▼

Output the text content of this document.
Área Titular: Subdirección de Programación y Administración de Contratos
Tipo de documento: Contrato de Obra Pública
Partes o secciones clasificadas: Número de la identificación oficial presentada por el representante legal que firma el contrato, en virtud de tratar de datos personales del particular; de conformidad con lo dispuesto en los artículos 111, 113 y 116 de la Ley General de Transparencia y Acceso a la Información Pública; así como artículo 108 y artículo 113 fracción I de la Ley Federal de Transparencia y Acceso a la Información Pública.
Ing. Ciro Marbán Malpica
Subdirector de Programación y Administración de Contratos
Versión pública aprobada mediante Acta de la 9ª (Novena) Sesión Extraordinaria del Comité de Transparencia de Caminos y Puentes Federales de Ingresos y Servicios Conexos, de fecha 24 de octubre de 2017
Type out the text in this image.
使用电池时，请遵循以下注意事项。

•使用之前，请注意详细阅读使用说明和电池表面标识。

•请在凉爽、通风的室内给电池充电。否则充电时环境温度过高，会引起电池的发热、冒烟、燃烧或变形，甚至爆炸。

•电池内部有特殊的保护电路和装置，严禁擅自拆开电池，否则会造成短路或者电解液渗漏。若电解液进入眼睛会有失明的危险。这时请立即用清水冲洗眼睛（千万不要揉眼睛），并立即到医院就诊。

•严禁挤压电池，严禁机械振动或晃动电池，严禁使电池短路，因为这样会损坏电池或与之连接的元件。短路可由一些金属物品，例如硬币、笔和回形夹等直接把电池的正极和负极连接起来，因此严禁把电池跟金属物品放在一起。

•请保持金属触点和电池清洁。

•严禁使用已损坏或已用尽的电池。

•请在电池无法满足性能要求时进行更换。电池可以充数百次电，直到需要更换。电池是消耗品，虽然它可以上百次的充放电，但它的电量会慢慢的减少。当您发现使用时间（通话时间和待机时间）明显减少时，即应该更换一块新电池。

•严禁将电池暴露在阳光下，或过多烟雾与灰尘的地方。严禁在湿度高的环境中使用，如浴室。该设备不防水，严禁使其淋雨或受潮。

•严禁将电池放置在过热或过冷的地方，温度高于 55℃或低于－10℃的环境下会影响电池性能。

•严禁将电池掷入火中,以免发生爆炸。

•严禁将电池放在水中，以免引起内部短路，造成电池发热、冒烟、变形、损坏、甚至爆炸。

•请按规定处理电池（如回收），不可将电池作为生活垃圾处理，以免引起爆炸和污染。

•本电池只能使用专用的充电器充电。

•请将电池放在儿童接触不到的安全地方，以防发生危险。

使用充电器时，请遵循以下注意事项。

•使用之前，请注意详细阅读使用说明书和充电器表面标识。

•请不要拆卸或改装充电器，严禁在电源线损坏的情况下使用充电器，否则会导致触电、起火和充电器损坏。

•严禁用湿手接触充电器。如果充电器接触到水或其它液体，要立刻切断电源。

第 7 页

▲

## WHAT THE TASK REQUIRES
Find the word "this" in the entries, and copy every line it shows up in.

## EXPECTED OUTPUT
Output the text content of this document.
Type out the text in this image.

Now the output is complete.